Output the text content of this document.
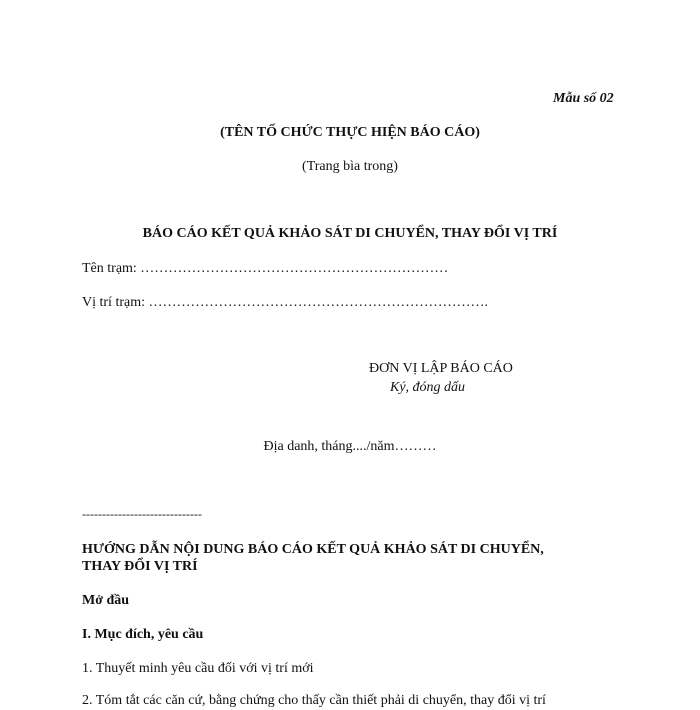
Mẫu số 02
(TÊN TỐ CHỨC THỰC HIỆN BÁO CÁO)
(Trang bìa trong)
BÁO CÁO KẾT QUẢ KHẢO SÁT DI CHUYỂN, THAY ĐỔI VỊ TRÍ
Tên trạm: …………………………………………………………
Vị trí trạm: ……………………………………………………………….
ĐƠN VỊ LẬP BÁO CÁO
Ký, đóng dấu
Địa danh, tháng..../năm………
------------------------------
HƯỚNG DẪN NỘI DUNG BÁO CÁO KẾT QUẢ KHẢO SÁT DI CHUYỂN,
THAY ĐỔI VỊ TRÍ
Mở đầu
I. Mục đích, yêu cầu
1. Thuyết minh yêu cầu đối với vị trí mới
2. Tóm tắt các căn cứ, bằng chứng cho thấy cần thiết phải di chuyển, thay đổi vị trí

> _WORK TO COMPLETE_: Would you mind returning each entry above word for word, skipping the images?

> _SOLUTION FOR THIS EXERCISE_:
Output the text content of this document.
Mẫu số 02
(TÊN TỐ CHỨC THỰC HIỆN BÁO CÁO)
(Trang bìa trong)
BÁO CÁO KẾT QUẢ KHẢO SÁT DI CHUYỂN, THAY ĐỔI VỊ TRÍ
Tên trạm: …………………………………………………………
Vị trí trạm: ……………………………………………………………….
ĐƠN VỊ LẬP BÁO CÁO
Ký, đóng dấu
Địa danh, tháng..../năm………
------------------------------
HƯỚNG DẪN NỘI DUNG BÁO CÁO KẾT QUẢ KHẢO SÁT DI CHUYỂN,
THAY ĐỔI VỊ TRÍ
Mở đầu
I. Mục đích, yêu cầu
1. Thuyết minh yêu cầu đối với vị trí mới
2. Tóm tắt các căn cứ, bằng chứng cho thấy cần thiết phải di chuyển, thay đổi vị trí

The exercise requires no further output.